Objective | Wherever the word "image" appears in the entries, copy the whole line.
==================================================
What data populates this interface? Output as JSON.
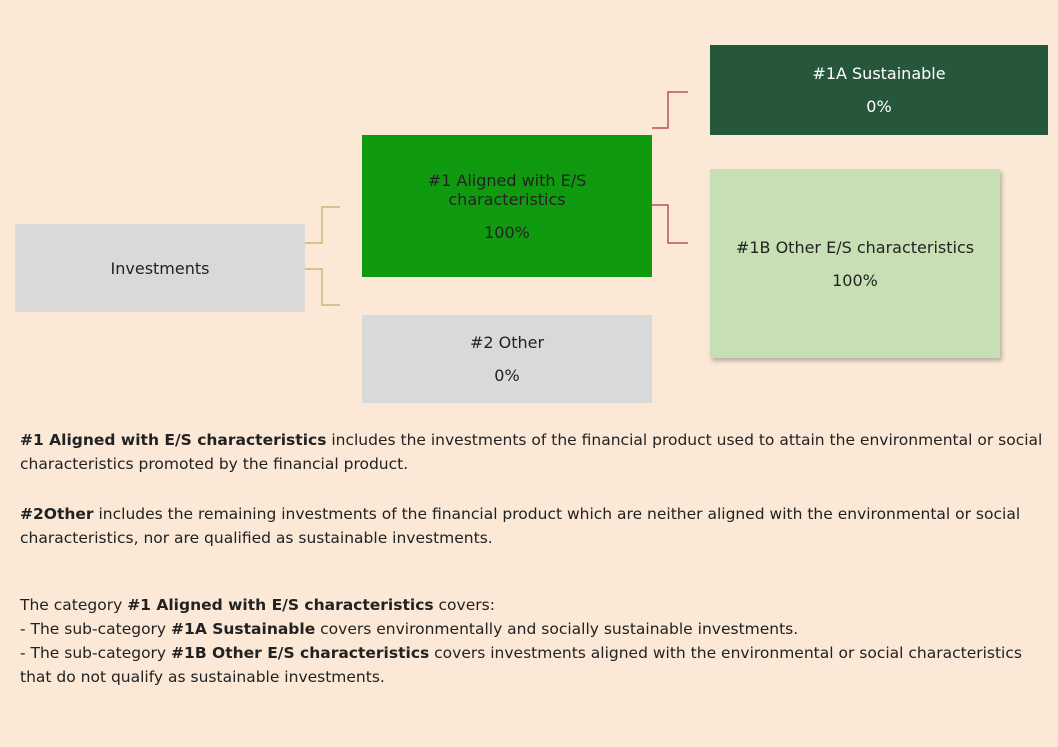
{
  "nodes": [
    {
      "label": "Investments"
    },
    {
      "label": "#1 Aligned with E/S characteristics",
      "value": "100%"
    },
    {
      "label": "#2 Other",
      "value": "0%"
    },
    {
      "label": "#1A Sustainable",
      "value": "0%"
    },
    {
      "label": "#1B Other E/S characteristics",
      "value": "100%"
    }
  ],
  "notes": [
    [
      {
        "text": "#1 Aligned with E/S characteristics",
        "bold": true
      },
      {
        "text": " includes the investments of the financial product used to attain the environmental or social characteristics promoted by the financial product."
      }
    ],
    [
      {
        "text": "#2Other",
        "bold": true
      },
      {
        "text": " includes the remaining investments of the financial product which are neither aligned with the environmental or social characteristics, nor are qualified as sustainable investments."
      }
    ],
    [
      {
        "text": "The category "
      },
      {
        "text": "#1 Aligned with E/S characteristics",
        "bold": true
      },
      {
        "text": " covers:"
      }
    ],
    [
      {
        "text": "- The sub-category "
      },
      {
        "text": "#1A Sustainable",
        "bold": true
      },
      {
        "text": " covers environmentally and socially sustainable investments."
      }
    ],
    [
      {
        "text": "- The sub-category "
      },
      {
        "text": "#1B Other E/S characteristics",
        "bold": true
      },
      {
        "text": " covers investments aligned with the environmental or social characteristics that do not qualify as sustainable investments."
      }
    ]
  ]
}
==================================================
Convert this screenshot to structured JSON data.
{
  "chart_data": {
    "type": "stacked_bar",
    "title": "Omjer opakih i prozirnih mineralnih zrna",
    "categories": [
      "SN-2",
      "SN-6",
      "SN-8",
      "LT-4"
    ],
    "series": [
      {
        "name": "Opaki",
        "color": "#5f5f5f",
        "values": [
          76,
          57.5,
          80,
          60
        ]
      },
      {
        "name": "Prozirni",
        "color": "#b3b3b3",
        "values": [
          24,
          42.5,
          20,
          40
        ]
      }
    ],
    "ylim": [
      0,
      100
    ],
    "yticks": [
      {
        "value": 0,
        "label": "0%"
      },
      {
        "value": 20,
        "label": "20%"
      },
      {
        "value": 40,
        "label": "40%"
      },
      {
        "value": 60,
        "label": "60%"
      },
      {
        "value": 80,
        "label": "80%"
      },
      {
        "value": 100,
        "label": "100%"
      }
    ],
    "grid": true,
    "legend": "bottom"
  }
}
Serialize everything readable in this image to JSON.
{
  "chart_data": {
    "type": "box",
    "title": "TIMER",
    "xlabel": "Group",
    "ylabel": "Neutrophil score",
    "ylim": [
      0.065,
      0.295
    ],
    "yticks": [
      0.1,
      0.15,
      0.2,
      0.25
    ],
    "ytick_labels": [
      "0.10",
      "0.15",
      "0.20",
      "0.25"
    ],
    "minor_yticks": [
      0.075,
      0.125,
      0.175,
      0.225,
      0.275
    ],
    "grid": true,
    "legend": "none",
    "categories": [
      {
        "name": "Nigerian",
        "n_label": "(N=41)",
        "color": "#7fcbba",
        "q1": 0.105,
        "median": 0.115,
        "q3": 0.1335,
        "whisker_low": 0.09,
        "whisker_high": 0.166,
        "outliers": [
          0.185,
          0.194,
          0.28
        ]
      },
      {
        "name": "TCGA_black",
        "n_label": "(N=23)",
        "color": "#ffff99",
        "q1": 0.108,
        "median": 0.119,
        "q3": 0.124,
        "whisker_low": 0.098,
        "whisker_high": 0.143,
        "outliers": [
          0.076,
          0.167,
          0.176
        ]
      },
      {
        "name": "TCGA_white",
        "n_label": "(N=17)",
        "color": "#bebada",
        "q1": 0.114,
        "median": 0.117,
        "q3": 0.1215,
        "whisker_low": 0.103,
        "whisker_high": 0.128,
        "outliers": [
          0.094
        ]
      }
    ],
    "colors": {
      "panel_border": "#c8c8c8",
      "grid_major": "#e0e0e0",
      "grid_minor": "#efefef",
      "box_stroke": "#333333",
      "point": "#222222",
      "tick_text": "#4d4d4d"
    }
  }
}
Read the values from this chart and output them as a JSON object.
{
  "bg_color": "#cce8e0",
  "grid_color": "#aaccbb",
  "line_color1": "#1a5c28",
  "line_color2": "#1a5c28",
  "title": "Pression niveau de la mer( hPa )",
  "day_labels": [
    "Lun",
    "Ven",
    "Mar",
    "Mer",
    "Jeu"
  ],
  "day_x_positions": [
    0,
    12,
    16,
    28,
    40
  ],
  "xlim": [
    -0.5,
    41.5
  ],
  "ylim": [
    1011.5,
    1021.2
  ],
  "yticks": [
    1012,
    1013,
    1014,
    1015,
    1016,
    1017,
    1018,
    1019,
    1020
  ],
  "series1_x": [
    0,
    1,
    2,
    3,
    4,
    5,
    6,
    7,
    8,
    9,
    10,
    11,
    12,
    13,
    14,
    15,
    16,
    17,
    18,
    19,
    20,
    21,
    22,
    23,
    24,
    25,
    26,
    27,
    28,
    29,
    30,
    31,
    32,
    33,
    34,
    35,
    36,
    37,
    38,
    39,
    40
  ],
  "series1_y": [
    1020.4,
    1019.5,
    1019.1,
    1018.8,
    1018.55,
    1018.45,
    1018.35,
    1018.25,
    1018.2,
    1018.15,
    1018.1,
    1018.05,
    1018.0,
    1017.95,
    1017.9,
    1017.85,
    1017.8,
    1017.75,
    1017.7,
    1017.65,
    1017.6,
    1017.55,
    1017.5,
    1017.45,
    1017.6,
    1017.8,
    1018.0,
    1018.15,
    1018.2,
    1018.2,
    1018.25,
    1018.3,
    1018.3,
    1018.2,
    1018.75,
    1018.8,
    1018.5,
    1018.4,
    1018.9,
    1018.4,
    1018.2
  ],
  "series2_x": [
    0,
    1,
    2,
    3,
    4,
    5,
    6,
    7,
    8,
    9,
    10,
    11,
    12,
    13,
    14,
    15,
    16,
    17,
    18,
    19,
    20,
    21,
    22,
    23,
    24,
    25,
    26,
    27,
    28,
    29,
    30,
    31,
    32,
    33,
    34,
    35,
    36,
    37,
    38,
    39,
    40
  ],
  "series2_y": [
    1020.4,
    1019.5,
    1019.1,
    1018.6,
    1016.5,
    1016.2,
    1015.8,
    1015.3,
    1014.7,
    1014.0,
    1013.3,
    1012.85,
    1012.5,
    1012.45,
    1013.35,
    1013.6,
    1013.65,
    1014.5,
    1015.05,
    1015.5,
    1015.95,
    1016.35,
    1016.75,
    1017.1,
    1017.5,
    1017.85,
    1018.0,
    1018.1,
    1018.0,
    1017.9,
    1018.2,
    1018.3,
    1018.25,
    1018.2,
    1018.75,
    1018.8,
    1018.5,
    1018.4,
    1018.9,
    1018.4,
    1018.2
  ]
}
==================================================
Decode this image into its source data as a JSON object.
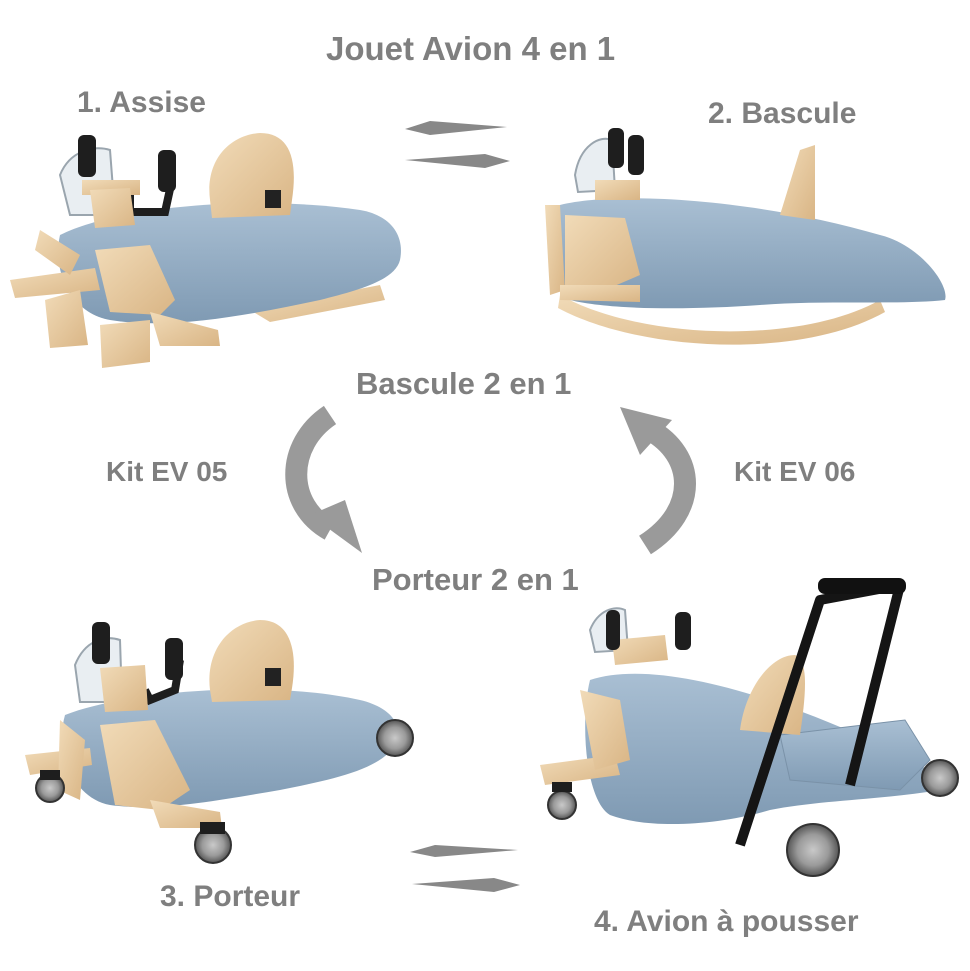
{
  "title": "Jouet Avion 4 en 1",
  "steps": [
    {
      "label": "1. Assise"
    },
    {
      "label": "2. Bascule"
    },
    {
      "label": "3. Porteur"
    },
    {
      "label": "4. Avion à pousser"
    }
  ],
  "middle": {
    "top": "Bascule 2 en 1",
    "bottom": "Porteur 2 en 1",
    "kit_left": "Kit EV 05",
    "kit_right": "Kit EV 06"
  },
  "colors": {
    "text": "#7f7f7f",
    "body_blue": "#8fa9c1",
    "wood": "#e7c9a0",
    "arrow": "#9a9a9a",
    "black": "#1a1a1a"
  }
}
==================================================
The reply |
Serialize everything readable in this image to JSON.
Decode this image into its source data as a JSON object.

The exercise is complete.